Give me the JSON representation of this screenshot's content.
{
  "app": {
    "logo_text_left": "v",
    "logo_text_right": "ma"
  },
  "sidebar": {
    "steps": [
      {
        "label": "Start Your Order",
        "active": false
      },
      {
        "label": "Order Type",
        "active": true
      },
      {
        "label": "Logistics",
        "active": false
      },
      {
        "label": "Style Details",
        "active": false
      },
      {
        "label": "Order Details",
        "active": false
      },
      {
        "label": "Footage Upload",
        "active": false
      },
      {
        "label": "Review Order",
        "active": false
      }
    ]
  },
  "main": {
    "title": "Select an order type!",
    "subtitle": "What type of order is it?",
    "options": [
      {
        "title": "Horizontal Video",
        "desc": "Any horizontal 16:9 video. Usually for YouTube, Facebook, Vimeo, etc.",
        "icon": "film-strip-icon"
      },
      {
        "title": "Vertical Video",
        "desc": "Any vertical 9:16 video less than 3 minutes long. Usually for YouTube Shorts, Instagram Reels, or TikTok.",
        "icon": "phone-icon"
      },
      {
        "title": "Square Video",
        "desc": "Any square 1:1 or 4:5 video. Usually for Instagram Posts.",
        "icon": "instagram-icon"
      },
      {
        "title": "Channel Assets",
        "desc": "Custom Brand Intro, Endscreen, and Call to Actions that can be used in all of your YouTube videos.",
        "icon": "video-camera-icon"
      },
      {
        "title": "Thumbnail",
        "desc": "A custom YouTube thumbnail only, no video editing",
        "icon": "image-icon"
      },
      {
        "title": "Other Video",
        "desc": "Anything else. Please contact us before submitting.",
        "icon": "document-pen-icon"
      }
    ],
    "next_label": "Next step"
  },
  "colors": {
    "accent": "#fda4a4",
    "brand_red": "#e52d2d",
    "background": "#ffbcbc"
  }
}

__What the task asks__
Copy all the records above precisely.

__Exercise solution__
Give me the JSON representation of this screenshot's content.
{
  "app": {
    "logo_text_left": "v",
    "logo_text_right": "ma"
  },
  "sidebar": {
    "steps": [
      {
        "label": "Start Your Order",
        "active": false
      },
      {
        "label": "Order Type",
        "active": true
      },
      {
        "label": "Logistics",
        "active": false
      },
      {
        "label": "Style Details",
        "active": false
      },
      {
        "label": "Order Details",
        "active": false
      },
      {
        "label": "Footage Upload",
        "active": false
      },
      {
        "label": "Review Order",
        "active": false
      }
    ]
  },
  "main": {
    "title": "Select an order type!",
    "subtitle": "What type of order is it?",
    "options": [
      {
        "title": "Horizontal Video",
        "desc": "Any horizontal 16:9 video. Usually for YouTube, Facebook, Vimeo, etc.",
        "icon": "film-strip-icon"
      },
      {
        "title": "Vertical Video",
        "desc": "Any vertical 9:16 video less than 3 minutes long. Usually for YouTube Shorts, Instagram Reels, or TikTok.",
        "icon": "phone-icon"
      },
      {
        "title": "Square Video",
        "desc": "Any square 1:1 or 4:5 video. Usually for Instagram Posts.",
        "icon": "instagram-icon"
      },
      {
        "title": "Channel Assets",
        "desc": "Custom Brand Intro, Endscreen, and Call to Actions that can be used in all of your YouTube videos.",
        "icon": "video-camera-icon"
      },
      {
        "title": "Thumbnail",
        "desc": "A custom YouTube thumbnail only, no video editing",
        "icon": "image-icon"
      },
      {
        "title": "Other Video",
        "desc": "Anything else. Please contact us before submitting.",
        "icon": "document-pen-icon"
      }
    ],
    "next_label": "Next step"
  },
  "colors": {
    "accent": "#fda4a4",
    "brand_red": "#e52d2d",
    "background": "#ffbcbc"
  }
}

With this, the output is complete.